**TASK OBJECTIVE**
Scan the material and copy every line in which "JSON" appears.

**PROVIDED ENTRIES**
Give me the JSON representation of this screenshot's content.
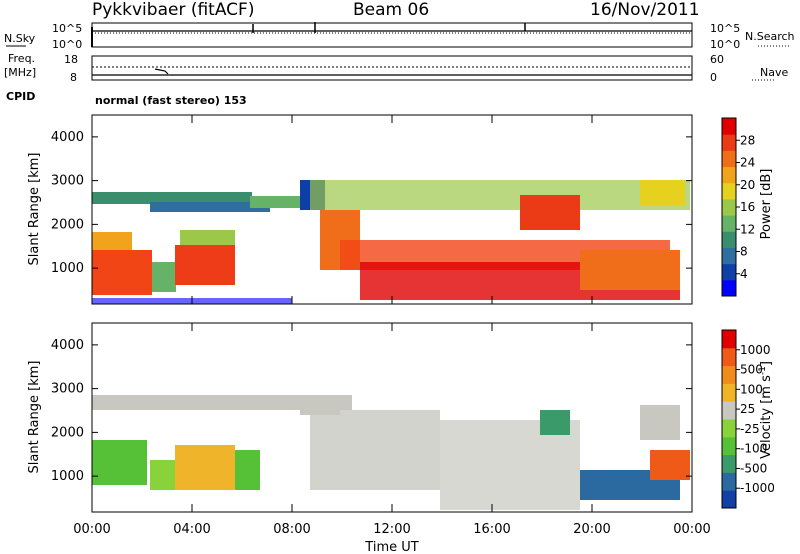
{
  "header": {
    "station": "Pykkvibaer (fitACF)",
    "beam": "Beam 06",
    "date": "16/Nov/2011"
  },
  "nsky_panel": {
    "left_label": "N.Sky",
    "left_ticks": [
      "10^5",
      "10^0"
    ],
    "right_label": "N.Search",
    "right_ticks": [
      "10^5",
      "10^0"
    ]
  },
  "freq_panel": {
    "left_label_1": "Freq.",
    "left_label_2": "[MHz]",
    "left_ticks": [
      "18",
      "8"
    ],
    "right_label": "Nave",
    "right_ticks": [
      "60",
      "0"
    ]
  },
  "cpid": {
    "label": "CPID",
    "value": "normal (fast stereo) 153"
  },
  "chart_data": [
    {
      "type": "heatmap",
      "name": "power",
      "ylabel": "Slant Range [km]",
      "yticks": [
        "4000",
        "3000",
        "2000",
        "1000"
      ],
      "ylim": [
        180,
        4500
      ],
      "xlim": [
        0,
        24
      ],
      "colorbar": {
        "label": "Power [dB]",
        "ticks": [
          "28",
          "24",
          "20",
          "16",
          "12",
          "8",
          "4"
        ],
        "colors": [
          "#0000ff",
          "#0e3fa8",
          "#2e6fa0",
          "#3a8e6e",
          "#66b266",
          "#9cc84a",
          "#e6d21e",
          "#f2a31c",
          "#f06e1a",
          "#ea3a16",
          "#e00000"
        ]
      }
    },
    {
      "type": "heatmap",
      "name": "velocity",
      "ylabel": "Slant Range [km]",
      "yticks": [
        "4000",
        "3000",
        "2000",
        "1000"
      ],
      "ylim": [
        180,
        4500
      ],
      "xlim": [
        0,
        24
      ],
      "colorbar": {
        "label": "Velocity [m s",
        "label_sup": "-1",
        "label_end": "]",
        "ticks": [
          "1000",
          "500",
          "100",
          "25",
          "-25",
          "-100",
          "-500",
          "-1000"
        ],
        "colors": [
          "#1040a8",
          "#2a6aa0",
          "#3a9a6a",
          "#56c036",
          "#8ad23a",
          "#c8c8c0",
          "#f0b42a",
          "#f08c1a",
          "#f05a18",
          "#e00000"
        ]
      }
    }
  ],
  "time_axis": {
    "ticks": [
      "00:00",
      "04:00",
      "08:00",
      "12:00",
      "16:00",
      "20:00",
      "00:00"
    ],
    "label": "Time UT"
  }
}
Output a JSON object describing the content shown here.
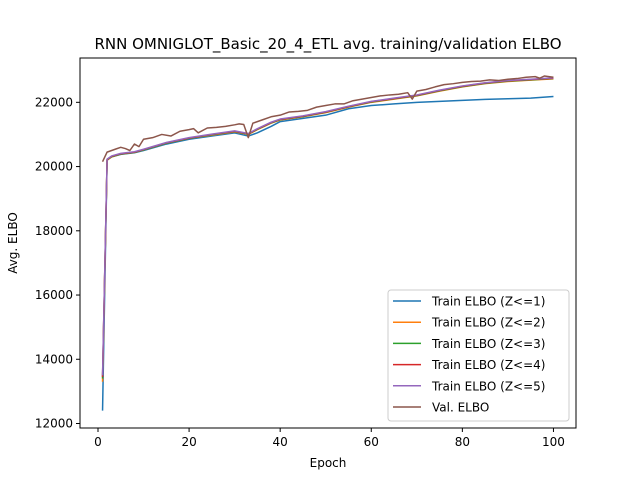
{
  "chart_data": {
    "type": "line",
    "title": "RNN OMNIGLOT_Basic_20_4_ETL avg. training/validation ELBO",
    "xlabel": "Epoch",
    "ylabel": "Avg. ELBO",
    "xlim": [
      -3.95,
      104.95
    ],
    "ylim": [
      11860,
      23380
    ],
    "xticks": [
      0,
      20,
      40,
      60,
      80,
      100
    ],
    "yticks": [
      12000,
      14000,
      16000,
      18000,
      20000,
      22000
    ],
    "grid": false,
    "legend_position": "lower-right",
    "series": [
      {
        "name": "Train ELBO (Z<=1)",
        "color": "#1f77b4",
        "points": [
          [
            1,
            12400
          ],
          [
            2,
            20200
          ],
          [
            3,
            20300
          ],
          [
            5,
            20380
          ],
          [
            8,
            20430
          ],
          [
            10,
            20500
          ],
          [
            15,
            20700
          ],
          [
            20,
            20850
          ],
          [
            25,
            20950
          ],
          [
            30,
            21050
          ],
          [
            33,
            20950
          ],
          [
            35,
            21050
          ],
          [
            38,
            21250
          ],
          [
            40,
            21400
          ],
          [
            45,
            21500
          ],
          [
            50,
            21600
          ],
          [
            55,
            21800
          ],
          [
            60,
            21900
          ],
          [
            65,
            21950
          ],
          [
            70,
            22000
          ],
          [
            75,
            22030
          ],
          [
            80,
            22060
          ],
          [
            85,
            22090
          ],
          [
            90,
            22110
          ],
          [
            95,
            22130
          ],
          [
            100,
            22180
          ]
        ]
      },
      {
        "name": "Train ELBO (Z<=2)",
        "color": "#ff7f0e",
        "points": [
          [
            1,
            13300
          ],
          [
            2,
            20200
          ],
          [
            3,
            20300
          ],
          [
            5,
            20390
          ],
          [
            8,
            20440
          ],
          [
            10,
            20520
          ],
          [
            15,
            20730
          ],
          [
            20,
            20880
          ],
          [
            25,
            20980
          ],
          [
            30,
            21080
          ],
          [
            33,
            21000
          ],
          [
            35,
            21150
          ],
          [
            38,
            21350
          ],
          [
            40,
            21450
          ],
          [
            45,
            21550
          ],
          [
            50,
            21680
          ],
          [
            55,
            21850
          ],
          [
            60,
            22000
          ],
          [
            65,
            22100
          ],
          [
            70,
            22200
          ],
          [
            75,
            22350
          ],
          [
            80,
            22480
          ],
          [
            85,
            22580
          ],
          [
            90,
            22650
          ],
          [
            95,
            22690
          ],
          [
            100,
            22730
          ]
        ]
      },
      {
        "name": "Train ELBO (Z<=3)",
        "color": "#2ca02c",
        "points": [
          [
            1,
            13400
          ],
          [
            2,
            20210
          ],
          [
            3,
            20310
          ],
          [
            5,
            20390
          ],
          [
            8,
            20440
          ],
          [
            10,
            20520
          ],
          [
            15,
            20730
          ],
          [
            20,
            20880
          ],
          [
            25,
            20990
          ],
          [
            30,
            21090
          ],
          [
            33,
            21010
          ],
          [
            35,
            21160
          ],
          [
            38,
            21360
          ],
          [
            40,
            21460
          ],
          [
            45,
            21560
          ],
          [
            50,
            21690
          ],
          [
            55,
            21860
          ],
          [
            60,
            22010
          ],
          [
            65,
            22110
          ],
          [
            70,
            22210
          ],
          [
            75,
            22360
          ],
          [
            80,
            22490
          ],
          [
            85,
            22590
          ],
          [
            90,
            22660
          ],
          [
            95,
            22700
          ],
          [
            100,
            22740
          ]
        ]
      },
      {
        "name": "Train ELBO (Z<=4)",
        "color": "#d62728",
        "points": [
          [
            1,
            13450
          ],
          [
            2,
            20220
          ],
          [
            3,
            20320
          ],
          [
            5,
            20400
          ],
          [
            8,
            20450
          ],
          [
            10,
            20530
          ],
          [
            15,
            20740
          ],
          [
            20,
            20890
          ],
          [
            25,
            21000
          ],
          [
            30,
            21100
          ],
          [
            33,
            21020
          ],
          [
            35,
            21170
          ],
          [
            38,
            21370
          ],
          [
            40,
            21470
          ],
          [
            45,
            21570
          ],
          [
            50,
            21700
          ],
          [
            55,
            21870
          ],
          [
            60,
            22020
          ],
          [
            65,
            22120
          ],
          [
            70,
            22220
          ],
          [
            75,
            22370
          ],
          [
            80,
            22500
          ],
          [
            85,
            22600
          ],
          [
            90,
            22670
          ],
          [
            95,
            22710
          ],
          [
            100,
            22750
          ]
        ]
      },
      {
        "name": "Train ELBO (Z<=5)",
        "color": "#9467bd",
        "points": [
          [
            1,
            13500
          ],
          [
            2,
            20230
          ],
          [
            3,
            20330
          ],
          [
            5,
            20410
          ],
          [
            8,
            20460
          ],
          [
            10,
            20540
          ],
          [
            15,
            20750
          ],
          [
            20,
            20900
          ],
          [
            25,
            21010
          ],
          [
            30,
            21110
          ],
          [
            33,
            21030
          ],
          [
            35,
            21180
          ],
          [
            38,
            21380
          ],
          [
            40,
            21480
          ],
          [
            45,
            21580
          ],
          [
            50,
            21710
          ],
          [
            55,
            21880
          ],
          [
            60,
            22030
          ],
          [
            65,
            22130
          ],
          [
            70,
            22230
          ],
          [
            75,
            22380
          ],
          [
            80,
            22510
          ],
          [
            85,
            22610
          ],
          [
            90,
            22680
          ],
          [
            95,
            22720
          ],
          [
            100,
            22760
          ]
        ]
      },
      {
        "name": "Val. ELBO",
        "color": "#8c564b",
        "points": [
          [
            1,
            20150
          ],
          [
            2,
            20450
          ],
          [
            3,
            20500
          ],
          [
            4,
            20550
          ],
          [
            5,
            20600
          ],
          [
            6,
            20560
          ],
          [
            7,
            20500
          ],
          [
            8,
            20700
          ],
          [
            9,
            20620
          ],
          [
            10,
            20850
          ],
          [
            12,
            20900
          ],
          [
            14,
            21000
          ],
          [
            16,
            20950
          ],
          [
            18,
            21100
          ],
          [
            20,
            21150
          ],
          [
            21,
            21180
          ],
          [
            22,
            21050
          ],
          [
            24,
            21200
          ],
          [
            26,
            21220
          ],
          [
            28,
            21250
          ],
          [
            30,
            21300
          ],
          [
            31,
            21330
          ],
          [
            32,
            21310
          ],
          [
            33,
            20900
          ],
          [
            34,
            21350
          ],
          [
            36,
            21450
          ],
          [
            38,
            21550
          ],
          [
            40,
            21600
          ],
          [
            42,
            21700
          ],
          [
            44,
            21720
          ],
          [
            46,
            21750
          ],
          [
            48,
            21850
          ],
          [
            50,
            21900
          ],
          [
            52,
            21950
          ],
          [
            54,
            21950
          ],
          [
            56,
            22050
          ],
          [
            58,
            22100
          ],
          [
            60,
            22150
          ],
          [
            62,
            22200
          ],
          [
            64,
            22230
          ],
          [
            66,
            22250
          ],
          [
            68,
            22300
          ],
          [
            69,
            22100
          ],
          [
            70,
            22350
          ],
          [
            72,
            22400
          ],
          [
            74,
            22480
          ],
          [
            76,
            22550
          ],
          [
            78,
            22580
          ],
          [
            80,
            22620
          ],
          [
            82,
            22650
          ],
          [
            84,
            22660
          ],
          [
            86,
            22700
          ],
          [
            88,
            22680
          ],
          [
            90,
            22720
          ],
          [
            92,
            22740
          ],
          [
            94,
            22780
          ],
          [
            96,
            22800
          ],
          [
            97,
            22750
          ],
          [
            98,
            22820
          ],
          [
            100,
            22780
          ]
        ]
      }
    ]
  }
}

**ANSWER TO THIS PROBLEM**
Give me the JSON representation of this screenshot's content.
Output a JSON object describing the content shown here.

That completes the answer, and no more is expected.